— Begin DATA LINES —

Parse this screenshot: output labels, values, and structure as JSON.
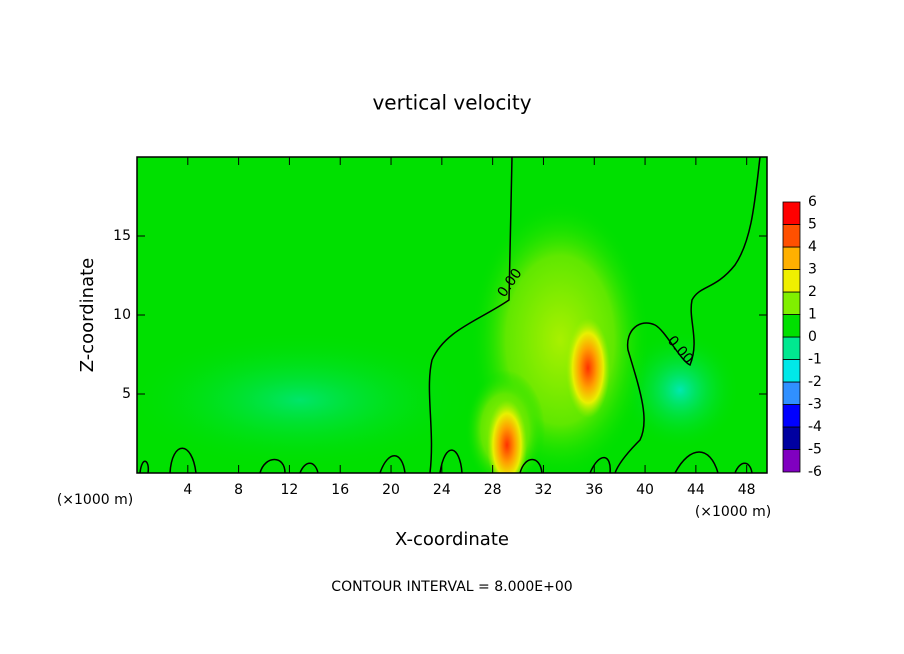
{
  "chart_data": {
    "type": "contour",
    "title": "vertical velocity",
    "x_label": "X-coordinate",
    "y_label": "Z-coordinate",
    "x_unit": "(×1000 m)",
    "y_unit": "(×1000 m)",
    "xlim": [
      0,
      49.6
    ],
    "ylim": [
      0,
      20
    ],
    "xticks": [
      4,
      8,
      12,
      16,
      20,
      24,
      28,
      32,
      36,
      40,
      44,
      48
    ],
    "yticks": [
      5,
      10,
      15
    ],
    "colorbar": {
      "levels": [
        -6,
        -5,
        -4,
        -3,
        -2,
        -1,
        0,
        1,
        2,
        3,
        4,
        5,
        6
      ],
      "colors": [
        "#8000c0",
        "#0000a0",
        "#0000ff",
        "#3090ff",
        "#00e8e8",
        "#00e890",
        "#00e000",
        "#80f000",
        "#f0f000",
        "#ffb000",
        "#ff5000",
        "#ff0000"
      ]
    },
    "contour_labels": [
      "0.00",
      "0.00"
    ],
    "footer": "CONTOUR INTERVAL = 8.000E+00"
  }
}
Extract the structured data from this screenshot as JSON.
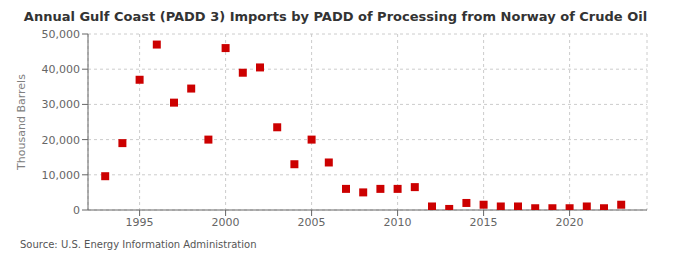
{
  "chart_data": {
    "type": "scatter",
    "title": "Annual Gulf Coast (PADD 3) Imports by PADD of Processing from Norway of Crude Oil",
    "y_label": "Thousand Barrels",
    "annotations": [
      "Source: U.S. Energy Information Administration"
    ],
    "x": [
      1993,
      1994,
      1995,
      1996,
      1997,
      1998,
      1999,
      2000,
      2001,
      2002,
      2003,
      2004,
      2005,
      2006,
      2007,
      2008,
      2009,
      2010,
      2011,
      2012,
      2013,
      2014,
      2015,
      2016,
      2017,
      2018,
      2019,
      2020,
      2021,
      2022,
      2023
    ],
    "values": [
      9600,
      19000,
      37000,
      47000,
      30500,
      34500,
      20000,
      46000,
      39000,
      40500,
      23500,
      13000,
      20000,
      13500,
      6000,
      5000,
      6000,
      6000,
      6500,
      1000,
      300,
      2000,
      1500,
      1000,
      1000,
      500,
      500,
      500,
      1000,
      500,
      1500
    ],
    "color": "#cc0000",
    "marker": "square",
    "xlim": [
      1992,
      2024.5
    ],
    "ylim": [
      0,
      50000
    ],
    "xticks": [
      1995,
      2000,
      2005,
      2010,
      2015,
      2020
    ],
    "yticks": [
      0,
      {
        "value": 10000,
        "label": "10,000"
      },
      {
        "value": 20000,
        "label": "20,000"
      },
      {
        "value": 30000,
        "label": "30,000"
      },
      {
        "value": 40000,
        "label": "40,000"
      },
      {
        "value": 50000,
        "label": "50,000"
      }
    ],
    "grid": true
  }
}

— End DATA LINES —

* **AIM OF THE TASK**:
Say, as a single number and nothing more, how many lines of the entries contain the word "from".

* **COMPLETE RESPONSE**:
2